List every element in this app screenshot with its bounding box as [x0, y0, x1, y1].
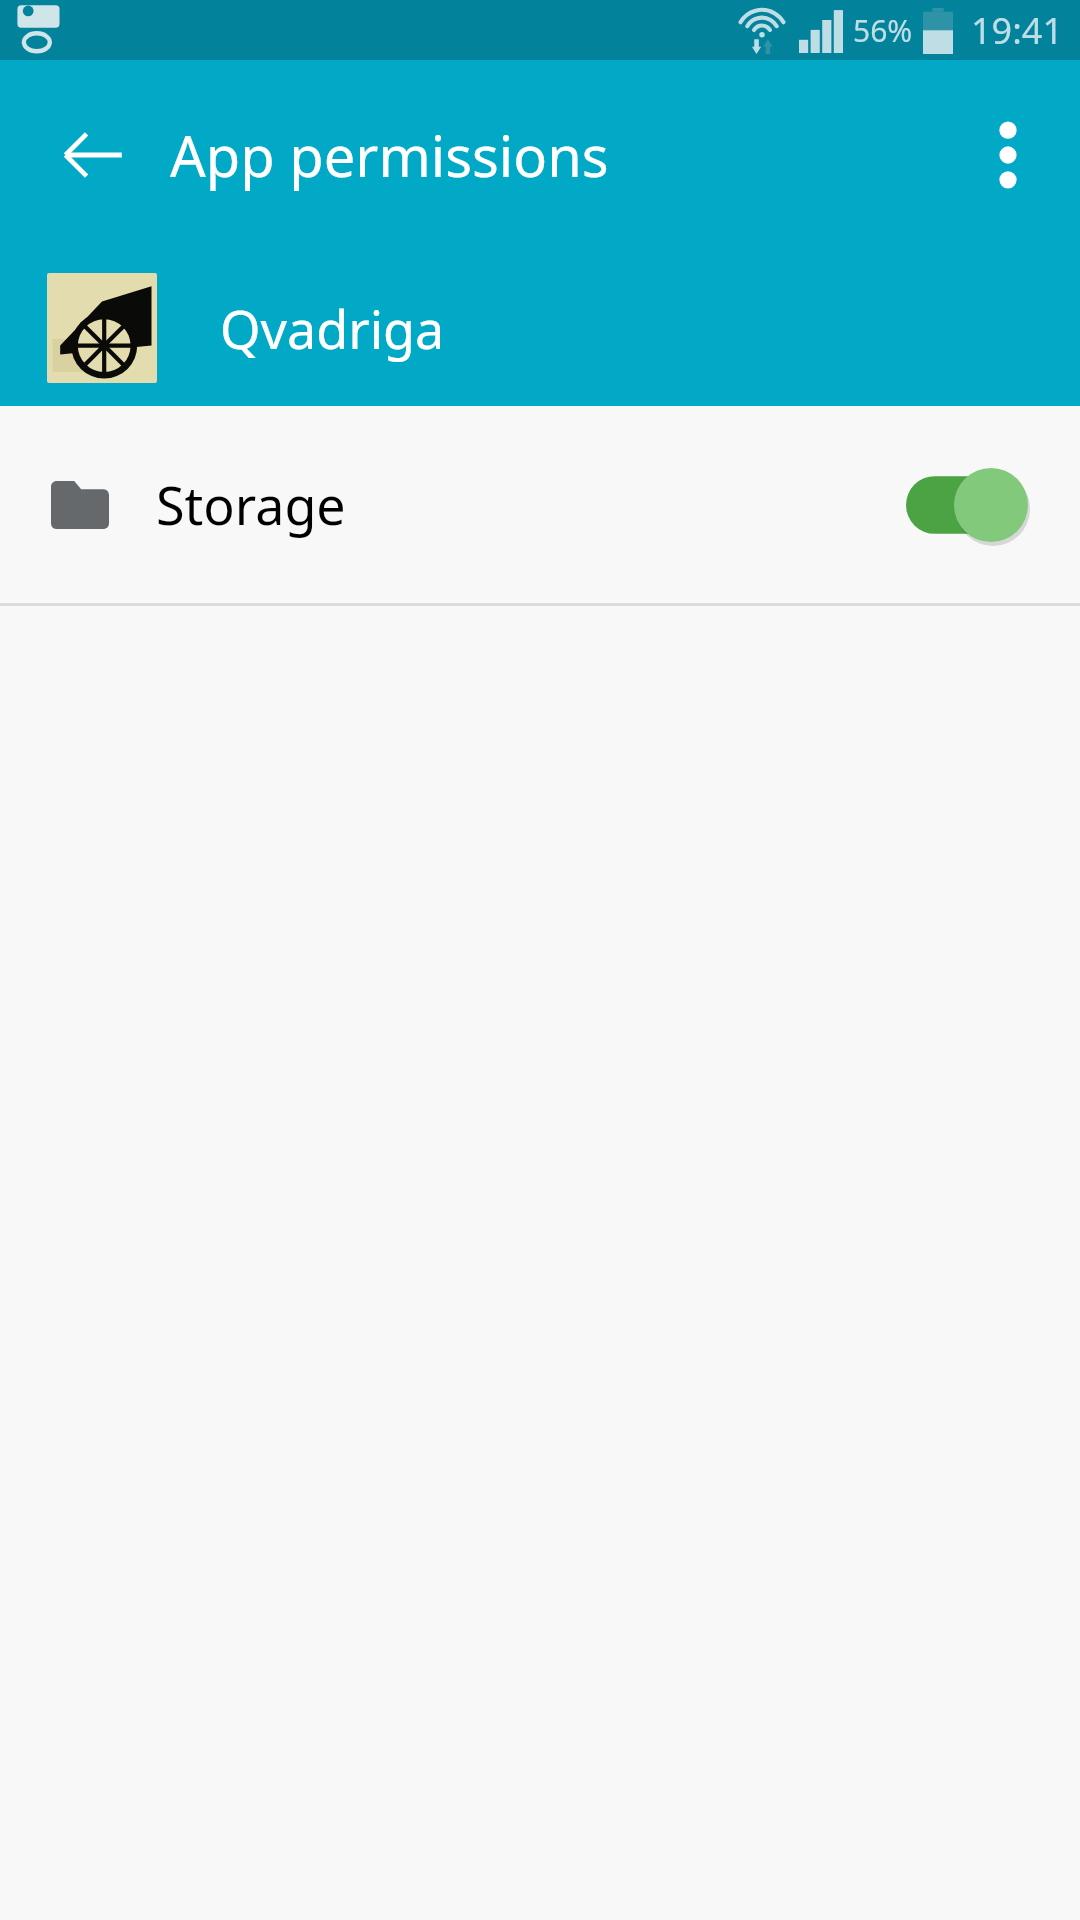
staticText: Qvadriga [220, 293, 445, 364]
staticText: 19:41 [971, 6, 1064, 55]
button[interactable]: Storage permission toggle, on [892, 450, 1042, 560]
staticText: App permissions [170, 117, 609, 193]
button[interactable]: Navigate up [33, 95, 153, 215]
button[interactable]: More options [948, 95, 1068, 215]
staticText: Storage [156, 469, 346, 540]
button[interactable]: Storage [0, 406, 1080, 603]
staticText: 56% [853, 10, 913, 51]
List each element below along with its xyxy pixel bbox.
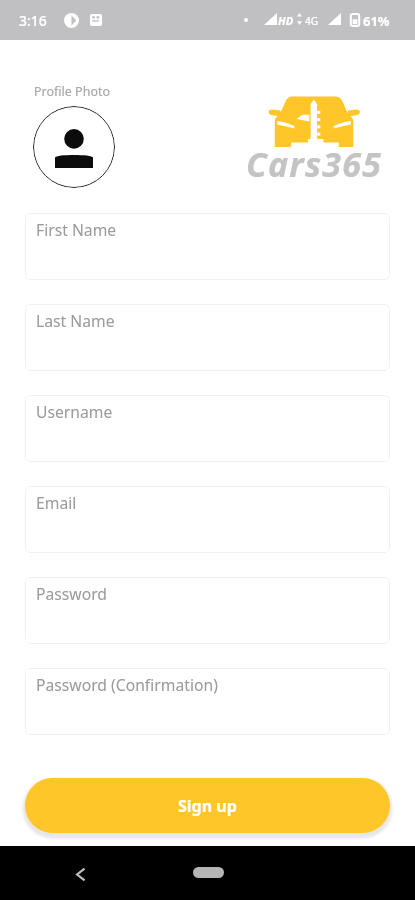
staticText: Last Name <box>36 310 115 331</box>
button[interactable]: Last Name <box>25 304 390 371</box>
staticText: 4G <box>305 14 318 28</box>
button[interactable]: Sign up <box>25 778 390 833</box>
staticText: Email <box>36 492 77 513</box>
staticText: 61% <box>363 12 390 30</box>
staticText: Sign up <box>178 795 237 817</box>
button[interactable]: Profile Photo <box>33 106 115 188</box>
button[interactable]: Email <box>25 486 390 553</box>
button[interactable]: Home <box>193 867 224 878</box>
button[interactable]: First Name <box>25 213 390 280</box>
button[interactable]: Username <box>25 395 390 462</box>
button[interactable]: Back <box>66 860 94 888</box>
button[interactable]: Password (Confirmation) <box>25 668 390 735</box>
staticText: 3:16 <box>19 11 47 30</box>
button[interactable]: Password <box>25 577 390 644</box>
staticText: Cars365 <box>246 141 383 187</box>
staticText: Profile Photo <box>34 83 111 100</box>
staticText: Username <box>36 401 113 422</box>
staticText: First Name <box>36 219 117 240</box>
staticText: Password <box>36 583 107 604</box>
staticText: Password (Confirmation) <box>36 674 218 695</box>
staticText: HD <box>278 13 294 28</box>
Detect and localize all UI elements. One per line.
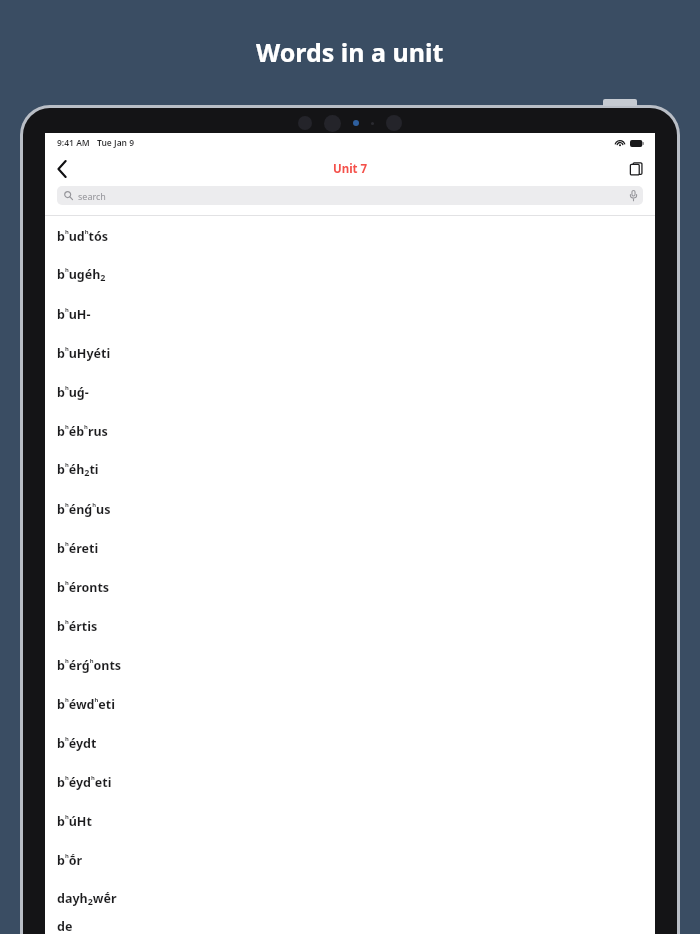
staticText: search	[78, 190, 106, 202]
button[interactable]: bʰéydt	[45, 723, 655, 762]
staticText: bʰuHyéti	[57, 344, 111, 362]
button[interactable]: bʰéwdʰeti	[45, 684, 655, 723]
button[interactable]: bʰéreti	[45, 528, 655, 567]
button[interactable]: bʰudʰtós	[45, 216, 655, 255]
staticText: bʰuǵ-	[57, 383, 89, 401]
staticText: bʰṓr	[57, 851, 83, 869]
button[interactable]: Flashcards	[617, 152, 655, 185]
button[interactable]: bʰuHyéti	[45, 333, 655, 372]
staticText: bʰéreti	[57, 539, 99, 557]
staticText: bʰéronts	[57, 578, 110, 596]
staticText: bʰudʰtós	[57, 227, 109, 245]
button[interactable]: bʰṓr	[45, 840, 655, 879]
button[interactable]: dayh2wḗr	[45, 879, 655, 918]
staticText: dayh2wḗr	[57, 890, 117, 908]
staticText: bʰéh2ti	[57, 460, 99, 479]
button[interactable]: bʰuH-	[45, 294, 655, 333]
button[interactable]: bʰéydʰeti	[45, 762, 655, 801]
staticText: bʰugéh2	[57, 265, 106, 284]
button[interactable]: search	[57, 186, 643, 205]
staticText: bʰénǵʰus	[57, 500, 111, 518]
button[interactable]: bʰértis	[45, 606, 655, 645]
staticText: bʰérǵʰonts	[57, 656, 122, 674]
button[interactable]: bʰénǵʰus	[45, 489, 655, 528]
staticText: bʰéydʰeti	[57, 773, 112, 791]
staticText: bʰébʰrus	[57, 422, 108, 440]
button[interactable]: Back	[45, 152, 79, 185]
staticText: Unit 7	[333, 161, 368, 177]
button[interactable]: bʰéronts	[45, 567, 655, 606]
button[interactable]: bʰéh2ti	[45, 450, 655, 489]
staticText: bʰéydt	[57, 734, 97, 752]
staticText: 9:41 AM	[57, 137, 90, 149]
staticText: bʰuH-	[57, 305, 91, 323]
staticText: bʰértis	[57, 617, 98, 635]
staticText: bʰéwdʰeti	[57, 695, 115, 713]
button[interactable]: bʰuǵ-	[45, 372, 655, 411]
staticText: Tue Jan 9	[97, 137, 135, 149]
button[interactable]: bʰugéh2	[45, 255, 655, 294]
button[interactable]: bʰébʰrus	[45, 411, 655, 450]
staticText: Words in a unit	[256, 35, 444, 69]
staticText: de	[57, 918, 73, 934]
button[interactable]: bʰúHt	[45, 801, 655, 840]
staticText: bʰúHt	[57, 812, 92, 830]
button[interactable]: de	[45, 918, 655, 934]
button[interactable]: bʰérǵʰonts	[45, 645, 655, 684]
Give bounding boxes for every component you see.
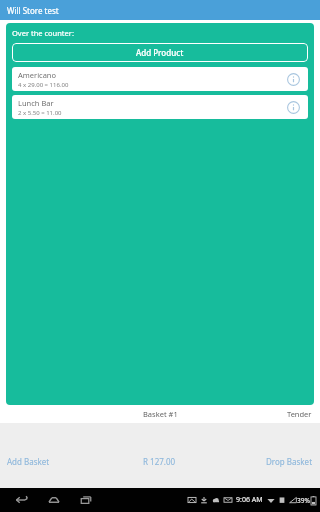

> **Description of the task**
Rewrite all the rows above, replacing "Password" with "Passcode" and keeping everything else unchanged. Leave out the pictures.

> **Solution below**
List every element in this app screenshot with its bounding box as [x0, y0, x1, y1].
staticText: Qvadriga [220, 293, 445, 364]
staticText: 19:41 [971, 6, 1064, 55]
button[interactable]: Storage permission toggle, on [892, 450, 1042, 560]
staticText: App permissions [170, 117, 609, 193]
button[interactable]: Navigate up [33, 95, 153, 215]
button[interactable]: More options [948, 95, 1068, 215]
staticText: Storage [156, 469, 346, 540]
button[interactable]: Storage [0, 406, 1080, 603]
staticText: 56% [853, 10, 913, 51]
List each element below along with its xyxy pixel bbox.
staticText: Last Name <box>36 310 115 331</box>
button[interactable]: Last Name <box>25 304 390 371</box>
staticText: 4G <box>305 14 318 28</box>
button[interactable]: Sign up <box>25 778 390 833</box>
staticText: Email <box>36 492 77 513</box>
staticText: 61% <box>363 12 390 30</box>
staticText: Sign up <box>178 795 237 817</box>
button[interactable]: Profile Photo <box>33 106 115 188</box>
button[interactable]: Email <box>25 486 390 553</box>
button[interactable]: Home <box>193 867 224 878</box>
button[interactable]: First Name <box>25 213 390 280</box>
button[interactable]: Username <box>25 395 390 462</box>
button[interactable]: Back <box>66 860 94 888</box>
button[interactable]: Passcode (Confirmation) <box>25 668 390 735</box>
staticText: 3:16 <box>19 11 47 30</box>
button[interactable]: Passcode <box>25 577 390 644</box>
staticText: Cars365 <box>246 141 383 187</box>
staticText: Profile Photo <box>34 83 111 100</box>
staticText: Username <box>36 401 113 422</box>
staticText: First Name <box>36 219 117 240</box>
staticText: Passcode <box>36 583 107 604</box>
staticText: Passcode (Confirmation) <box>36 674 218 695</box>
staticText: HD <box>278 13 294 28</box>
Detect and localize all UI elements. One per line.
staticText: search	[78, 190, 106, 202]
button[interactable]: bʰéydt	[45, 723, 655, 762]
staticText: bʰuHyéti	[57, 344, 111, 362]
button[interactable]: bʰéwdʰeti	[45, 684, 655, 723]
button[interactable]: bʰéreti	[45, 528, 655, 567]
button[interactable]: bʰudʰtós	[45, 216, 655, 255]
staticText: bʰuǵ-	[57, 383, 89, 401]
staticText: bʰṓr	[57, 851, 83, 869]
button[interactable]: Flashcards	[617, 152, 655, 185]
button[interactable]: bʰuHyéti	[45, 333, 655, 372]
staticText: bʰéreti	[57, 539, 99, 557]
staticText: bʰéronts	[57, 578, 110, 596]
staticText: bʰudʰtós	[57, 227, 109, 245]
button[interactable]: bʰṓr	[45, 840, 655, 879]
button[interactable]: dayh2wḗr	[45, 879, 655, 918]
staticText: dayh2wḗr	[57, 890, 117, 908]
staticText: bʰéh2ti	[57, 460, 99, 479]
button[interactable]: bʰuH-	[45, 294, 655, 333]
button[interactable]: bʰéydʰeti	[45, 762, 655, 801]
staticText: bʰugéh2	[57, 265, 106, 284]
button[interactable]: search	[57, 186, 643, 205]
staticText: bʰénǵʰus	[57, 500, 111, 518]
button[interactable]: bʰértis	[45, 606, 655, 645]
staticText: bʰérǵʰonts	[57, 656, 122, 674]
button[interactable]: bʰénǵʰus	[45, 489, 655, 528]
staticText: bʰéydʰeti	[57, 773, 112, 791]
staticText: bʰébʰrus	[57, 422, 108, 440]
button[interactable]: Back	[45, 152, 79, 185]
staticText: Unit 7	[333, 161, 368, 177]
button[interactable]: bʰéronts	[45, 567, 655, 606]
button[interactable]: bʰéh2ti	[45, 450, 655, 489]
staticText: bʰéydt	[57, 734, 97, 752]
staticText: 9:41 AM	[57, 137, 90, 149]
staticText: bʰuH-	[57, 305, 91, 323]
staticText: bʰértis	[57, 617, 98, 635]
staticText: bʰéwdʰeti	[57, 695, 115, 713]
button[interactable]: bʰuǵ-	[45, 372, 655, 411]
staticText: Tue Jan 9	[97, 137, 135, 149]
button[interactable]: bʰugéh2	[45, 255, 655, 294]
button[interactable]: bʰébʰrus	[45, 411, 655, 450]
staticText: Words in a unit	[256, 35, 444, 69]
staticText: de	[57, 918, 73, 934]
button[interactable]: bʰúHt	[45, 801, 655, 840]
staticText: bʰúHt	[57, 812, 92, 830]
button[interactable]: de	[45, 918, 655, 934]
button[interactable]: bʰérǵʰonts	[45, 645, 655, 684]
Give bounding boxes for every component you see.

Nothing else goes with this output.